§ **INSTRUCTION**
Each entry below is to be transcribed exactly.

---------- EXCERPTED DATA

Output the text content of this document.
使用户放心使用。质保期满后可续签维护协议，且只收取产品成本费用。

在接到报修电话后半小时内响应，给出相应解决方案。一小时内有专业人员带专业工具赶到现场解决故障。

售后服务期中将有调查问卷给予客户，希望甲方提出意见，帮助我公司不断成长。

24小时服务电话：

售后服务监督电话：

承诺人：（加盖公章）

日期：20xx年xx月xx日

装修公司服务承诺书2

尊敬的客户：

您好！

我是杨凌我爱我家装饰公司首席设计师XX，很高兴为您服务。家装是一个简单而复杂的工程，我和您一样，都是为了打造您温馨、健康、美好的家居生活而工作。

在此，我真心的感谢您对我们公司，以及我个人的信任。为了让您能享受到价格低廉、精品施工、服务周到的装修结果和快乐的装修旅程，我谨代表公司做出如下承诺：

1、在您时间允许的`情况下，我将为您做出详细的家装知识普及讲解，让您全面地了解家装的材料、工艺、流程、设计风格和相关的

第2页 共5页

--------------------

§ **WRITTEN ANSWER**
Output the text content of this document.
使用户放心使用。质保期满后可续签维护协议，且只收取产品成本费用。

在接到报修电话后半小时内响应，给出相应解决方案。一小时内有专业人员带专业工具赶到现场解决故障。

售后服务期中将有调查问卷给予客户，希望甲方提出意见，帮助我公司不断成长。

24小时服务电话：

售后服务监督电话：

承诺人：（加盖公章）

日期：20xx年xx月xx日

装修公司服务承诺书2

尊敬的客户：

您好！

我是杨凌我爱我家装饰公司首席设计师XX，很高兴为您服务。家装是一个简单而复杂的工程，我和您一样，都是为了打造您温馨、健康、美好的家居生活而工作。

在此，我真心的感谢您对我们公司，以及我个人的信任。为了让您能享受到价格低廉、精品施工、服务周到的装修结果和快乐的装修旅程，我谨代表公司做出如下承诺：

1、在您时间允许的`情况下，我将为您做出详细的家装知识普及讲解，让您全面地了解家装的材料、工艺、流程、设计风格和相关的

第2页 共5页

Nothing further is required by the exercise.